- REQUIRED WORK: Can you reproduce all of the data below, swapping every "interactable" for "clickable" and leaving everything else untouched?

- MATERIAL PROVIDED:
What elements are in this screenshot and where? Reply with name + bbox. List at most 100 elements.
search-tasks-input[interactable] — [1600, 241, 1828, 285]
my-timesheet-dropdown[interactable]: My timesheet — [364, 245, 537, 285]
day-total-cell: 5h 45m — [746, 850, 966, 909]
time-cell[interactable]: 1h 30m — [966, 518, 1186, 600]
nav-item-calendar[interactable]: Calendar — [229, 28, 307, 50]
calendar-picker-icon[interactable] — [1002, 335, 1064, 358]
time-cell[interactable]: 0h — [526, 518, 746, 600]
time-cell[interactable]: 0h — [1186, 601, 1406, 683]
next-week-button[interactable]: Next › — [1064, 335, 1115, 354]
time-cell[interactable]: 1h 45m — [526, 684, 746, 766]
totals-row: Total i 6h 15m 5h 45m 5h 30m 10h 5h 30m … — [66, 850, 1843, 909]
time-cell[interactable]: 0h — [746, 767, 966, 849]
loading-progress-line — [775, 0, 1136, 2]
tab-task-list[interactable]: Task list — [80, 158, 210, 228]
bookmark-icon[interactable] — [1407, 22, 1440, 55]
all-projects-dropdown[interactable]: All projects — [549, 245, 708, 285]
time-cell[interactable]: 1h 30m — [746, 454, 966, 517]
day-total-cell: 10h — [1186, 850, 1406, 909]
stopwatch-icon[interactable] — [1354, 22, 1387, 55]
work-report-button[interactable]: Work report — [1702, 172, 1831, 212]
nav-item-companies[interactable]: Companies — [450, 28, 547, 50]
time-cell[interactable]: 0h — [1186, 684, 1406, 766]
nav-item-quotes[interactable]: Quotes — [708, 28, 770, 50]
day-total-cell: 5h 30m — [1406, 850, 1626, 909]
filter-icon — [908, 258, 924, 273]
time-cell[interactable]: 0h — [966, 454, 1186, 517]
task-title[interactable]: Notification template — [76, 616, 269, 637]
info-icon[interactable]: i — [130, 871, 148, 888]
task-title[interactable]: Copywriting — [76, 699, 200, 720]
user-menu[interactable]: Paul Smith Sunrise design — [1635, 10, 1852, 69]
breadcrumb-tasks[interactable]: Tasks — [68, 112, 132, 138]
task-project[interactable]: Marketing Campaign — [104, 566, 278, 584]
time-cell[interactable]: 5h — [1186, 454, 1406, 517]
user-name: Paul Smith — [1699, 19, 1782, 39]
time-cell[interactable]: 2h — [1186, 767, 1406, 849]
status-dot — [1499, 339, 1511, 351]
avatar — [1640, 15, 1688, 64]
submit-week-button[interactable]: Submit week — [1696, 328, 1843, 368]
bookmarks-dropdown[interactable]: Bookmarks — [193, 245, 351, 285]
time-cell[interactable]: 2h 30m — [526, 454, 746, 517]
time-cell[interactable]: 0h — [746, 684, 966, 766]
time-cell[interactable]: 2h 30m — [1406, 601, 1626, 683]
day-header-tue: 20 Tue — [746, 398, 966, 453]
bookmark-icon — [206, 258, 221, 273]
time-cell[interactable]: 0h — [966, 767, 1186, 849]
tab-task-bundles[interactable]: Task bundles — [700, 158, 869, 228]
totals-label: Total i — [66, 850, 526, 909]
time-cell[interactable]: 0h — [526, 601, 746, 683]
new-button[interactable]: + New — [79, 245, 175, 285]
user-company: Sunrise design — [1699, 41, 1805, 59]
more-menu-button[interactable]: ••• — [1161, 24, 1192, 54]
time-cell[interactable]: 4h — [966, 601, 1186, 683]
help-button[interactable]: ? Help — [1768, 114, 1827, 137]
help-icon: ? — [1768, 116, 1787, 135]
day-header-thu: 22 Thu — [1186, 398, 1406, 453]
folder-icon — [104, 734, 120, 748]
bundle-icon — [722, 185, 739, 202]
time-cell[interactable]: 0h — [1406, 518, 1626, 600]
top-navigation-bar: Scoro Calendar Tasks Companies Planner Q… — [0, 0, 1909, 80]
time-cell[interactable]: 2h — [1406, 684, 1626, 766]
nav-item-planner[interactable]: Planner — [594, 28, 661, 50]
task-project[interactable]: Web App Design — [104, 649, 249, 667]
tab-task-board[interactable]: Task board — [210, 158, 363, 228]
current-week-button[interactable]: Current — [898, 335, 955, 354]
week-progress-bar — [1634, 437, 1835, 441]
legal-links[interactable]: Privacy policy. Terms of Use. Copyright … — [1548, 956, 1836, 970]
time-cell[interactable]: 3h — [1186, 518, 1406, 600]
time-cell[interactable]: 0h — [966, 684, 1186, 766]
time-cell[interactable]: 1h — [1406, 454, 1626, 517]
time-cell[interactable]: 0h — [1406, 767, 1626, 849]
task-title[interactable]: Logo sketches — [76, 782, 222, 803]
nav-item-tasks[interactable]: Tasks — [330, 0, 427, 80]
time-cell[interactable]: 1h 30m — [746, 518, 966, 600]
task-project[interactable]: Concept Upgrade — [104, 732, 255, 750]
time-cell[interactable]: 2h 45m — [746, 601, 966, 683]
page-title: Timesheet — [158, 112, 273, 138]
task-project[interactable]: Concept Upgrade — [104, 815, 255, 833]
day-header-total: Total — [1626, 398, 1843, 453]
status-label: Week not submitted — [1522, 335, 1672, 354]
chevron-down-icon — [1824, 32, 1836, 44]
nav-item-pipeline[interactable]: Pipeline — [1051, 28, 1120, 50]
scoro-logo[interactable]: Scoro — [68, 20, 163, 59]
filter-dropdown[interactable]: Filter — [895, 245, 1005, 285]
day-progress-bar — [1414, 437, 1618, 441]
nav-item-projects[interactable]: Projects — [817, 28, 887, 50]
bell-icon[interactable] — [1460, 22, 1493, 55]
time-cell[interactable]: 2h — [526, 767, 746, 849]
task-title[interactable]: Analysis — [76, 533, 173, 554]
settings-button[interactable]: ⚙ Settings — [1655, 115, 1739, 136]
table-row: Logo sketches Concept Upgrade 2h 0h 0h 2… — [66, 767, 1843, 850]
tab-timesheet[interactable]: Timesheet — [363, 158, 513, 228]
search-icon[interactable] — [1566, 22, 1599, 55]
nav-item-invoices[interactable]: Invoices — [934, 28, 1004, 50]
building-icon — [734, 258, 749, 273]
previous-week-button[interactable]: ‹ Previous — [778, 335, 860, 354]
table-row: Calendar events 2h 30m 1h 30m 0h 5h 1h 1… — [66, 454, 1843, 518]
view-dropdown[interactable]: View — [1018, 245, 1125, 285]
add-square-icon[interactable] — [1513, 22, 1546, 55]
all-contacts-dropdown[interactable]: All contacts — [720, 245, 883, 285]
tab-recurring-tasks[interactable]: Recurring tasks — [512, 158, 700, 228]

- FINAL ANSWER:
What elements are in this screenshot and where? Reply with name + bbox. List at most 100 elements.
search-tasks-input[clickable] — [1600, 241, 1828, 285]
my-timesheet-dropdown[clickable]: My timesheet — [364, 245, 537, 285]
day-total-cell: 5h 45m — [746, 850, 966, 909]
time-cell[clickable]: 1h 30m — [966, 518, 1186, 600]
nav-item-calendar[clickable]: Calendar — [229, 28, 307, 50]
calendar-picker-icon[clickable] — [1002, 335, 1064, 358]
time-cell[clickable]: 0h — [526, 518, 746, 600]
time-cell[clickable]: 0h — [1186, 601, 1406, 683]
next-week-button[clickable]: Next › — [1064, 335, 1115, 354]
time-cell[clickable]: 1h 45m — [526, 684, 746, 766]
totals-row: Total i 6h 15m 5h 45m 5h 30m 10h 5h 30m … — [66, 850, 1843, 909]
time-cell[clickable]: 0h — [746, 767, 966, 849]
loading-progress-line — [775, 0, 1136, 2]
tab-task-list[clickable]: Task list — [80, 158, 210, 228]
bookmark-icon[clickable] — [1407, 22, 1440, 55]
all-projects-dropdown[clickable]: All projects — [549, 245, 708, 285]
time-cell[clickable]: 1h 30m — [746, 454, 966, 517]
day-total-cell: 10h — [1186, 850, 1406, 909]
stopwatch-icon[clickable] — [1354, 22, 1387, 55]
work-report-button[clickable]: Work report — [1702, 172, 1831, 212]
nav-item-companies[clickable]: Companies — [450, 28, 547, 50]
time-cell[clickable]: 0h — [1186, 684, 1406, 766]
nav-item-quotes[clickable]: Quotes — [708, 28, 770, 50]
day-total-cell: 5h 30m — [1406, 850, 1626, 909]
filter-icon — [908, 258, 924, 273]
time-cell[clickable]: 0h — [966, 454, 1186, 517]
task-title[clickable]: Notification template — [76, 616, 269, 637]
info-icon[clickable]: i — [130, 871, 148, 888]
task-title[clickable]: Copywriting — [76, 699, 200, 720]
user-menu[clickable]: Paul Smith Sunrise design — [1635, 10, 1852, 69]
breadcrumb-tasks[clickable]: Tasks — [68, 112, 132, 138]
task-project[clickable]: Marketing Campaign — [104, 566, 278, 584]
time-cell[clickable]: 5h — [1186, 454, 1406, 517]
user-name: Paul Smith — [1699, 19, 1782, 39]
time-cell[clickable]: 2h — [1186, 767, 1406, 849]
status-dot — [1499, 339, 1511, 351]
avatar — [1640, 15, 1688, 64]
submit-week-button[clickable]: Submit week — [1696, 328, 1843, 368]
bookmarks-dropdown[clickable]: Bookmarks — [193, 245, 351, 285]
time-cell[clickable]: 2h 30m — [526, 454, 746, 517]
time-cell[clickable]: 0h — [746, 684, 966, 766]
time-cell[clickable]: 2h 30m — [1406, 601, 1626, 683]
day-header-tue: 20 Tue — [746, 398, 966, 453]
bookmark-icon — [206, 258, 221, 273]
time-cell[clickable]: 0h — [966, 767, 1186, 849]
tab-task-bundles[clickable]: Task bundles — [700, 158, 869, 228]
totals-label: Total i — [66, 850, 526, 909]
time-cell[clickable]: 0h — [526, 601, 746, 683]
new-button[clickable]: + New — [79, 245, 175, 285]
user-company: Sunrise design — [1699, 41, 1805, 59]
more-menu-button[clickable]: ••• — [1161, 24, 1192, 54]
time-cell[clickable]: 4h — [966, 601, 1186, 683]
help-button[clickable]: ? Help — [1768, 114, 1827, 137]
help-icon: ? — [1768, 116, 1787, 135]
day-header-thu: 22 Thu — [1186, 398, 1406, 453]
folder-icon — [104, 734, 120, 748]
bundle-icon — [722, 185, 739, 202]
time-cell[clickable]: 0h — [1406, 518, 1626, 600]
top-navigation-bar: Scoro Calendar Tasks Companies Planner Q… — [0, 0, 1909, 80]
time-cell[clickable]: 2h — [1406, 684, 1626, 766]
nav-item-planner[clickable]: Planner — [594, 28, 661, 50]
task-project[clickable]: Web App Design — [104, 649, 249, 667]
tab-task-board[clickable]: Task board — [210, 158, 363, 228]
current-week-button[clickable]: Current — [898, 335, 955, 354]
week-progress-bar — [1634, 437, 1835, 441]
legal-links[clickable]: Privacy policy. Terms of Use. Copyright … — [1548, 956, 1836, 970]
time-cell[clickable]: 3h — [1186, 518, 1406, 600]
time-cell[clickable]: 0h — [966, 684, 1186, 766]
time-cell[clickable]: 1h — [1406, 454, 1626, 517]
time-cell[clickable]: 0h — [1406, 767, 1626, 849]
task-title[clickable]: Logo sketches — [76, 782, 222, 803]
nav-item-tasks[clickable]: Tasks — [330, 0, 427, 80]
time-cell[clickable]: 1h 30m — [746, 518, 966, 600]
task-project[clickable]: Concept Upgrade — [104, 732, 255, 750]
time-cell[clickable]: 2h 45m — [746, 601, 966, 683]
page-title: Timesheet — [158, 112, 273, 138]
task-project[clickable]: Concept Upgrade — [104, 815, 255, 833]
day-header-total: Total — [1626, 398, 1843, 453]
status-label: Week not submitted — [1522, 335, 1672, 354]
chevron-down-icon — [1824, 32, 1836, 44]
nav-item-pipeline[clickable]: Pipeline — [1051, 28, 1120, 50]
scoro-logo[clickable]: Scoro — [68, 20, 163, 59]
filter-dropdown[clickable]: Filter — [895, 245, 1005, 285]
day-progress-bar — [1414, 437, 1618, 441]
nav-item-projects[clickable]: Projects — [817, 28, 887, 50]
bell-icon[clickable] — [1460, 22, 1493, 55]
time-cell[clickable]: 2h — [526, 767, 746, 849]
task-title[clickable]: Analysis — [76, 533, 173, 554]
settings-button[clickable]: ⚙ Settings — [1655, 115, 1739, 136]
table-row: Logo sketches Concept Upgrade 2h 0h 0h 2… — [66, 767, 1843, 850]
tab-timesheet[clickable]: Timesheet — [363, 158, 513, 228]
search-icon[clickable] — [1566, 22, 1599, 55]
nav-item-invoices[clickable]: Invoices — [934, 28, 1004, 50]
building-icon — [734, 258, 749, 273]
previous-week-button[clickable]: ‹ Previous — [778, 335, 860, 354]
table-row: Calendar events 2h 30m 1h 30m 0h 5h 1h 1… — [66, 454, 1843, 518]
view-dropdown[clickable]: View — [1018, 245, 1125, 285]
add-square-icon[clickable] — [1513, 22, 1546, 55]
all-contacts-dropdown[clickable]: All contacts — [720, 245, 883, 285]
tab-recurring-tasks[clickable]: Recurring tasks — [512, 158, 700, 228]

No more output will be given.